*Exercise aim*
Select, from the data, each line where "name" occurs.

[Items listed in a dataset]
--- --- ---
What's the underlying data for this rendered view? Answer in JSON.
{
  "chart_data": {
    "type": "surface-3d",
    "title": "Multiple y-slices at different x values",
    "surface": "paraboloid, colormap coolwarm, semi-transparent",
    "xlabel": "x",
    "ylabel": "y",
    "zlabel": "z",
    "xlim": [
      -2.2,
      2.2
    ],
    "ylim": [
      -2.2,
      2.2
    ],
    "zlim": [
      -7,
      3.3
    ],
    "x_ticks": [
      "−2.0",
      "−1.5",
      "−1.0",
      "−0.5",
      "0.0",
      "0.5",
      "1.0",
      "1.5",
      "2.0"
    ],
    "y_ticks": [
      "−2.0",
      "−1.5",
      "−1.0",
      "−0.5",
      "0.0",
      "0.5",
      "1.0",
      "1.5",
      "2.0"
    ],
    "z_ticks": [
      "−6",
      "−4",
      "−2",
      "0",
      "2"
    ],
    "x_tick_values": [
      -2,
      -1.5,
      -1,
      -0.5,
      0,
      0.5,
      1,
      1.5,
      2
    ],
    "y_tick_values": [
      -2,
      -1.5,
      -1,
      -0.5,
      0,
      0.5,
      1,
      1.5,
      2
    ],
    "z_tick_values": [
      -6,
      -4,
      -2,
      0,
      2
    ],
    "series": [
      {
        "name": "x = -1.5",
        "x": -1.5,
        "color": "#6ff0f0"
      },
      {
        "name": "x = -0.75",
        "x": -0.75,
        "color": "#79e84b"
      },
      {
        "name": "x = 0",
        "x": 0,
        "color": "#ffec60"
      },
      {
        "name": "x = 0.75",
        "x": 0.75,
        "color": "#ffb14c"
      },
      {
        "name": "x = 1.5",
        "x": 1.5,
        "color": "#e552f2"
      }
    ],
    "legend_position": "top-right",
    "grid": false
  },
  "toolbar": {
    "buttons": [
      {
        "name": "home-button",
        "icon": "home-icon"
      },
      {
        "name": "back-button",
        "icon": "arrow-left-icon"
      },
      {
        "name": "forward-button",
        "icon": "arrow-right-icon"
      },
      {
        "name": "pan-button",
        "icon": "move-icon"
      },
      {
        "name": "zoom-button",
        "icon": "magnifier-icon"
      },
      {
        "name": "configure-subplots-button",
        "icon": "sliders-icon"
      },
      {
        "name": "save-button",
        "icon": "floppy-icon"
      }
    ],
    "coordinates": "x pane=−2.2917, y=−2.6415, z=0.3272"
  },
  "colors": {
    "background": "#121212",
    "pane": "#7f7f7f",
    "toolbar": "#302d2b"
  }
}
--- --- ---
*Exercise response*
        "name": "x = -1.5",
        "name": "x = -0.75",
        "name": "x = 0",
        "name": "x = 0.75",
        "name": "x = 1.5",
        "name": "home-button",
        "name": "back-button",
        "name": "forward-button",
        "name": "pan-button",
        "name": "zoom-button",
        "name": "configure-subplots-button",
        "name": "save-button",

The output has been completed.